▶ AIM: Copy all the entries word for word, but omit the pictures.

[Excerpt from a dataset]
+===+

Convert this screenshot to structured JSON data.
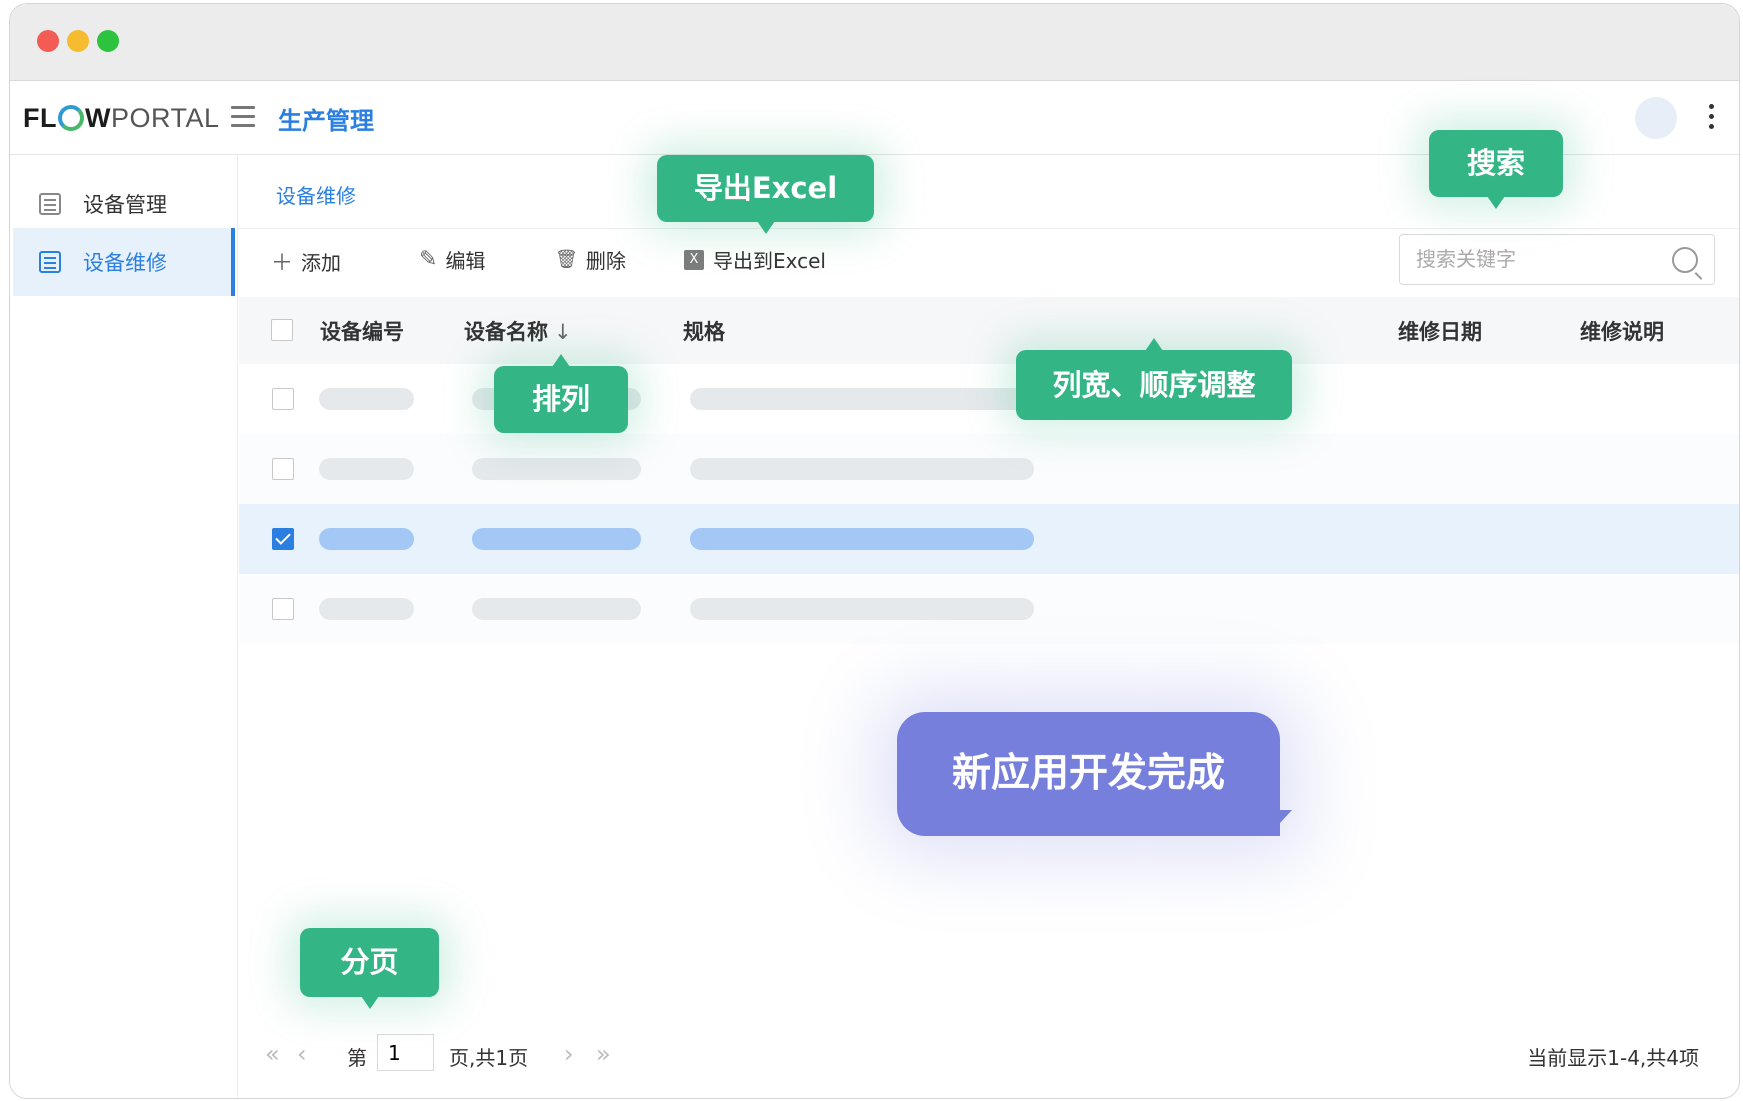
{
  "window": {
    "controls": [
      "close",
      "minimize",
      "zoom"
    ]
  },
  "header": {
    "logo_flow": "FL",
    "logo_w": "W",
    "logo_portal": "PORTAL",
    "app_title": "生产管理"
  },
  "sidebar": {
    "items": [
      {
        "label": "设备管理",
        "icon": "list-icon",
        "active": false
      },
      {
        "label": "设备维修",
        "icon": "list-icon",
        "active": true
      }
    ]
  },
  "breadcrumb": "设备维修",
  "toolbar": {
    "add_label": "添加",
    "edit_label": "编辑",
    "delete_label": "删除",
    "export_label": "导出到Excel",
    "search_placeholder": "搜索关键字"
  },
  "table": {
    "columns": [
      "设备编号",
      "设备名称",
      "规格",
      "维修日期",
      "维修说明"
    ],
    "sort_column": "设备名称",
    "sort_icon": "↓",
    "rows": [
      {
        "checked": false
      },
      {
        "checked": false
      },
      {
        "checked": true
      },
      {
        "checked": false
      }
    ]
  },
  "pager": {
    "page_prefix": "第",
    "page_value": "1",
    "page_suffix": "页,共1页",
    "info": "当前显示1-4,共4项"
  },
  "callouts": {
    "export": "导出Excel",
    "search": "搜索",
    "sort": "排列",
    "columns": "列宽、顺序调整",
    "paging": "分页",
    "final": "新应用开发完成"
  },
  "colors": {
    "accent": "#2a7fe0",
    "callout_green": "#34b585",
    "callout_purple": "#767fdb"
  }
}
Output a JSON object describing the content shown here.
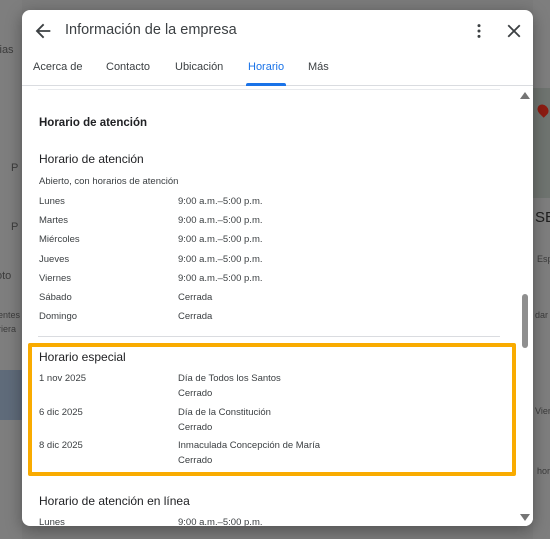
{
  "background": {
    "left_fragments": [
      "cias",
      "P",
      "P",
      "oto",
      "entes",
      "riera"
    ],
    "right_fragments": [
      "SEC",
      "Esp",
      "dar",
      "Vier",
      "hor"
    ]
  },
  "dialog": {
    "title": "Información de la empresa",
    "icons": {
      "back": "arrow-back-icon",
      "more": "more-vert-icon",
      "close": "close-icon"
    }
  },
  "tabs": [
    {
      "label": "Acerca de",
      "active": false
    },
    {
      "label": "Contacto",
      "active": false
    },
    {
      "label": "Ubicación",
      "active": false
    },
    {
      "label": "Horario",
      "active": true
    },
    {
      "label": "Más",
      "active": false
    }
  ],
  "hours": {
    "section_title": "Horario de atención",
    "regular_title": "Horario de atención",
    "status_note": "Abierto, con horarios de atención",
    "days": [
      {
        "day": "Lunes",
        "hours": "9:00 a.m.–5:00 p.m."
      },
      {
        "day": "Martes",
        "hours": "9:00 a.m.–5:00 p.m."
      },
      {
        "day": "Miércoles",
        "hours": "9:00 a.m.–5:00 p.m."
      },
      {
        "day": "Jueves",
        "hours": "9:00 a.m.–5:00 p.m."
      },
      {
        "day": "Viernes",
        "hours": "9:00 a.m.–5:00 p.m."
      },
      {
        "day": "Sábado",
        "hours": "Cerrada"
      },
      {
        "day": "Domingo",
        "hours": "Cerrada"
      }
    ]
  },
  "special_hours": {
    "title": "Horario especial",
    "entries": [
      {
        "date": "1 nov 2025",
        "name": "Día de Todos los Santos",
        "status": "Cerrado"
      },
      {
        "date": "6 dic 2025",
        "name": "Día de la Constitución",
        "status": "Cerrado"
      },
      {
        "date": "8 dic 2025",
        "name": "Inmaculada Concepción de María",
        "status": "Cerrado"
      }
    ]
  },
  "online_hours": {
    "title": "Horario de atención en línea",
    "first_row": {
      "day": "Lunes",
      "hours": "9:00 a.m.–5:00 p.m."
    }
  },
  "colors": {
    "accent": "#1a73e8",
    "highlight": "#f9ab00"
  }
}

+===+

▶ TASK RESULT:
Convert this screenshot to structured JSON data.
{
  "window": {
    "controls": [
      "close",
      "minimize",
      "zoom"
    ]
  },
  "header": {
    "logo_flow": "FL",
    "logo_w": "W",
    "logo_portal": "PORTAL",
    "app_title": "生产管理"
  },
  "sidebar": {
    "items": [
      {
        "label": "设备管理",
        "icon": "list-icon",
        "active": false
      },
      {
        "label": "设备维修",
        "icon": "list-icon",
        "active": true
      }
    ]
  },
  "breadcrumb": "设备维修",
  "toolbar": {
    "add_label": "添加",
    "edit_label": "编辑",
    "delete_label": "删除",
    "export_label": "导出到Excel",
    "search_placeholder": "搜索关键字"
  },
  "table": {
    "columns": [
      "设备编号",
      "设备名称",
      "规格",
      "维修日期",
      "维修说明"
    ],
    "sort_column": "设备名称",
    "sort_icon": "↓",
    "rows": [
      {
        "checked": false
      },
      {
        "checked": false
      },
      {
        "checked": true
      },
      {
        "checked": false
      }
    ]
  },
  "pager": {
    "page_prefix": "第",
    "page_value": "1",
    "page_suffix": "页,共1页",
    "info": "当前显示1-4,共4项"
  },
  "callouts": {
    "export": "导出Excel",
    "search": "搜索",
    "sort": "排列",
    "columns": "列宽、顺序调整",
    "paging": "分页",
    "final": "新应用开发完成"
  },
  "colors": {
    "accent": "#2a7fe0",
    "callout_green": "#34b585",
    "callout_purple": "#767fdb"
  }
}
Output a JSON object describing the content shown here.
{
  "background": {
    "left_fragments": [
      "cias",
      "P",
      "P",
      "oto",
      "entes",
      "riera"
    ],
    "right_fragments": [
      "SEC",
      "Esp",
      "dar",
      "Vier",
      "hor"
    ]
  },
  "dialog": {
    "title": "Información de la empresa",
    "icons": {
      "back": "arrow-back-icon",
      "more": "more-vert-icon",
      "close": "close-icon"
    }
  },
  "tabs": [
    {
      "label": "Acerca de",
      "active": false
    },
    {
      "label": "Contacto",
      "active": false
    },
    {
      "label": "Ubicación",
      "active": false
    },
    {
      "label": "Horario",
      "active": true
    },
    {
      "label": "Más",
      "active": false
    }
  ],
  "hours": {
    "section_title": "Horario de atención",
    "regular_title": "Horario de atención",
    "status_note": "Abierto, con horarios de atención",
    "days": [
      {
        "day": "Lunes",
        "hours": "9:00 a.m.–5:00 p.m."
      },
      {
        "day": "Martes",
        "hours": "9:00 a.m.–5:00 p.m."
      },
      {
        "day": "Miércoles",
        "hours": "9:00 a.m.–5:00 p.m."
      },
      {
        "day": "Jueves",
        "hours": "9:00 a.m.–5:00 p.m."
      },
      {
        "day": "Viernes",
        "hours": "9:00 a.m.–5:00 p.m."
      },
      {
        "day": "Sábado",
        "hours": "Cerrada"
      },
      {
        "day": "Domingo",
        "hours": "Cerrada"
      }
    ]
  },
  "special_hours": {
    "title": "Horario especial",
    "entries": [
      {
        "date": "1 nov 2025",
        "name": "Día de Todos los Santos",
        "status": "Cerrado"
      },
      {
        "date": "6 dic 2025",
        "name": "Día de la Constitución",
        "status": "Cerrado"
      },
      {
        "date": "8 dic 2025",
        "name": "Inmaculada Concepción de María",
        "status": "Cerrado"
      }
    ]
  },
  "online_hours": {
    "title": "Horario de atención en línea",
    "first_row": {
      "day": "Lunes",
      "hours": "9:00 a.m.–5:00 p.m."
    }
  },
  "colors": {
    "accent": "#1a73e8",
    "highlight": "#f9ab00"
  }
}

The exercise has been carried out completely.